Start of Items
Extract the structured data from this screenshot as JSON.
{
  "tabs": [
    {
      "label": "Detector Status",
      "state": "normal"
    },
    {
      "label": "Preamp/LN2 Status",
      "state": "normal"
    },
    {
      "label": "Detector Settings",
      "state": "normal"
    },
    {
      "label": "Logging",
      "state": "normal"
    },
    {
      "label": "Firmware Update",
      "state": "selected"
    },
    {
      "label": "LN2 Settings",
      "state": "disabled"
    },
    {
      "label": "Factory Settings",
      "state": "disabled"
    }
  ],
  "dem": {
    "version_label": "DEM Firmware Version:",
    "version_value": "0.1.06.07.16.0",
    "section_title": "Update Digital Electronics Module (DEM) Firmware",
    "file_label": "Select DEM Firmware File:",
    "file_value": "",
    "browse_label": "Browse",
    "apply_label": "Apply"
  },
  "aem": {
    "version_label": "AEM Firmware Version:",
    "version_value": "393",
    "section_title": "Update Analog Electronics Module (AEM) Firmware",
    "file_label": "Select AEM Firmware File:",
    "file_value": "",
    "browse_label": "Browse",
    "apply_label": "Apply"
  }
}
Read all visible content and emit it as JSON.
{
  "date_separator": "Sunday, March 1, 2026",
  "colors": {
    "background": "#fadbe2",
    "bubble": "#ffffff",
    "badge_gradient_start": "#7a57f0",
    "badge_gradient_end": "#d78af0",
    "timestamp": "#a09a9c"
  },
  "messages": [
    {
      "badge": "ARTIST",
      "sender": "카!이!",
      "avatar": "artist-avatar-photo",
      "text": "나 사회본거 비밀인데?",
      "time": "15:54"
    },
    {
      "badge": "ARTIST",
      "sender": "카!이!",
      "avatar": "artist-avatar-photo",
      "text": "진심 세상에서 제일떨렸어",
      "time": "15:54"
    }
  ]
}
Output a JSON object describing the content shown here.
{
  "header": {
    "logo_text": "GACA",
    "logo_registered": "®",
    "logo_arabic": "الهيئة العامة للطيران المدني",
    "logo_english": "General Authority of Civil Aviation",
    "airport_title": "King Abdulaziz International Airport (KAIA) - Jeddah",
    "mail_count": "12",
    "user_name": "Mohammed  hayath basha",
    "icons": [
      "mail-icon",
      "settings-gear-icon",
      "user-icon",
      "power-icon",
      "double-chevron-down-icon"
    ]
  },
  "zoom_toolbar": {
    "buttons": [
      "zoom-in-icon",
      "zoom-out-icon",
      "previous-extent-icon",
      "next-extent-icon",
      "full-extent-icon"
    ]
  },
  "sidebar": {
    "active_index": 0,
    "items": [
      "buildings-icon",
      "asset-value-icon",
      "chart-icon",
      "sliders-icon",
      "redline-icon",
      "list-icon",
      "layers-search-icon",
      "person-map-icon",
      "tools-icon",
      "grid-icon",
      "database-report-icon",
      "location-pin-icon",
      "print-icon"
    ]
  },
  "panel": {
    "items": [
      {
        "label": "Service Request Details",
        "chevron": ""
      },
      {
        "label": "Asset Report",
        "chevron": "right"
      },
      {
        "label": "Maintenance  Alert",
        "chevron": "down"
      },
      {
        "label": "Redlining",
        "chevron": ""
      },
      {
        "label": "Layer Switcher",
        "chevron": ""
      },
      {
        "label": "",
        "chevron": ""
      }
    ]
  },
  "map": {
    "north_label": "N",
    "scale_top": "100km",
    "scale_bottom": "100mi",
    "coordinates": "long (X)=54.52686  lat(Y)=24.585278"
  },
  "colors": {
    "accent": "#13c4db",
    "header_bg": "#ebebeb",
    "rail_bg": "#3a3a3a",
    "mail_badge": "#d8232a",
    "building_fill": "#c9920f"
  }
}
End of Items
**Problem to solve**
Give the listing again, word for word.

**Response below**
Extract the structured data from this screenshot as JSON.
{
  "tabs": [
    {
      "label": "Detector Status",
      "state": "normal"
    },
    {
      "label": "Preamp/LN2 Status",
      "state": "normal"
    },
    {
      "label": "Detector Settings",
      "state": "normal"
    },
    {
      "label": "Logging",
      "state": "normal"
    },
    {
      "label": "Firmware Update",
      "state": "selected"
    },
    {
      "label": "LN2 Settings",
      "state": "disabled"
    },
    {
      "label": "Factory Settings",
      "state": "disabled"
    }
  ],
  "dem": {
    "version_label": "DEM Firmware Version:",
    "version_value": "0.1.06.07.16.0",
    "section_title": "Update Digital Electronics Module (DEM) Firmware",
    "file_label": "Select DEM Firmware File:",
    "file_value": "",
    "browse_label": "Browse",
    "apply_label": "Apply"
  },
  "aem": {
    "version_label": "AEM Firmware Version:",
    "version_value": "393",
    "section_title": "Update Analog Electronics Module (AEM) Firmware",
    "file_label": "Select AEM Firmware File:",
    "file_value": "",
    "browse_label": "Browse",
    "apply_label": "Apply"
  }
}
Read all visible content and emit it as JSON.
{
  "date_separator": "Sunday, March 1, 2026",
  "colors": {
    "background": "#fadbe2",
    "bubble": "#ffffff",
    "badge_gradient_start": "#7a57f0",
    "badge_gradient_end": "#d78af0",
    "timestamp": "#a09a9c"
  },
  "messages": [
    {
      "badge": "ARTIST",
      "sender": "카!이!",
      "avatar": "artist-avatar-photo",
      "text": "나 사회본거 비밀인데?",
      "time": "15:54"
    },
    {
      "badge": "ARTIST",
      "sender": "카!이!",
      "avatar": "artist-avatar-photo",
      "text": "진심 세상에서 제일떨렸어",
      "time": "15:54"
    }
  ]
}
Output a JSON object describing the content shown here.
{
  "header": {
    "logo_text": "GACA",
    "logo_registered": "®",
    "logo_arabic": "الهيئة العامة للطيران المدني",
    "logo_english": "General Authority of Civil Aviation",
    "airport_title": "King Abdulaziz International Airport (KAIA) - Jeddah",
    "mail_count": "12",
    "user_name": "Mohammed  hayath basha",
    "icons": [
      "mail-icon",
      "settings-gear-icon",
      "user-icon",
      "power-icon",
      "double-chevron-down-icon"
    ]
  },
  "zoom_toolbar": {
    "buttons": [
      "zoom-in-icon",
      "zoom-out-icon",
      "previous-extent-icon",
      "next-extent-icon",
      "full-extent-icon"
    ]
  },
  "sidebar": {
    "active_index": 0,
    "items": [
      "buildings-icon",
      "asset-value-icon",
      "chart-icon",
      "sliders-icon",
      "redline-icon",
      "list-icon",
      "layers-search-icon",
      "person-map-icon",
      "tools-icon",
      "grid-icon",
      "database-report-icon",
      "location-pin-icon",
      "print-icon"
    ]
  },
  "panel": {
    "items": [
      {
        "label": "Service Request Details",
        "chevron": ""
      },
      {
        "label": "Asset Report",
        "chevron": "right"
      },
      {
        "label": "Maintenance  Alert",
        "chevron": "down"
      },
      {
        "label": "Redlining",
        "chevron": ""
      },
      {
        "label": "Layer Switcher",
        "chevron": ""
      },
      {
        "label": "",
        "chevron": ""
      }
    ]
  },
  "map": {
    "north_label": "N",
    "scale_top": "100km",
    "scale_bottom": "100mi",
    "coordinates": "long (X)=54.52686  lat(Y)=24.585278"
  },
  "colors": {
    "accent": "#13c4db",
    "header_bg": "#ebebeb",
    "rail_bg": "#3a3a3a",
    "mail_badge": "#d8232a",
    "building_fill": "#c9920f"
  }
}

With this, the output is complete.